__Job__: Please repeat all of the lines that follow, exactly as written.

[Data extracted from a collection]
▶

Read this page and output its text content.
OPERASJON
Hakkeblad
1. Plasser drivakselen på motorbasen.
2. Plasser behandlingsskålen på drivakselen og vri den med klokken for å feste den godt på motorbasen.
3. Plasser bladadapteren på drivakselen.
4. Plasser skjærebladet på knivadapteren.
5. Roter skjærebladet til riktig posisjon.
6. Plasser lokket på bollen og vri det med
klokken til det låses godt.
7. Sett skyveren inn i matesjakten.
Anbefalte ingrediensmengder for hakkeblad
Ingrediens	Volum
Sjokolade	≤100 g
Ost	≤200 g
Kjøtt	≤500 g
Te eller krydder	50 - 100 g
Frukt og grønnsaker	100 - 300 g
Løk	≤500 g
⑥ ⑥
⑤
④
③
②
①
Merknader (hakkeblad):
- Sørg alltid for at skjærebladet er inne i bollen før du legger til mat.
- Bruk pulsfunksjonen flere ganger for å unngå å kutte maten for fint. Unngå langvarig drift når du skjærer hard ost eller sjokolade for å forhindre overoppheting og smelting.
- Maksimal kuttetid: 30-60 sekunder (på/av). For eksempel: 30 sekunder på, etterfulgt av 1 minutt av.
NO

◀

__Response__:
Read this page and output its text content.
OPERASJON
Hakkeblad
1. Plasser drivakselen på motorbasen.
2. Plasser behandlingsskålen på drivakselen og vri den med klokken for å feste den godt på motorbasen.
3. Plasser bladadapteren på drivakselen.
4. Plasser skjærebladet på knivadapteren.
5. Roter skjærebladet til riktig posisjon.
6. Plasser lokket på bollen og vri det med
klokken til det låses godt.
7. Sett skyveren inn i matesjakten.
Anbefalte ingrediensmengder for hakkeblad
Ingrediens	Volum
Sjokolade	≤100 g
Ost	≤200 g
Kjøtt	≤500 g
Te eller krydder	50 - 100 g
Frukt og grønnsaker	100 - 300 g
Løk	≤500 g
⑥ ⑥
⑤
④
③
②
①
Merknader (hakkeblad):
- Sørg alltid for at skjærebladet er inne i bollen før du legger til mat.
- Bruk pulsfunksjonen flere ganger for å unngå å kutte maten for fint. Unngå langvarig drift når du skjærer hard ost eller sjokolade for å forhindre overoppheting og smelting.
- Maksimal kuttetid: 30-60 sekunder (på/av). For eksempel: 30 sekunder på, etterfulgt av 1 minutt av.
NO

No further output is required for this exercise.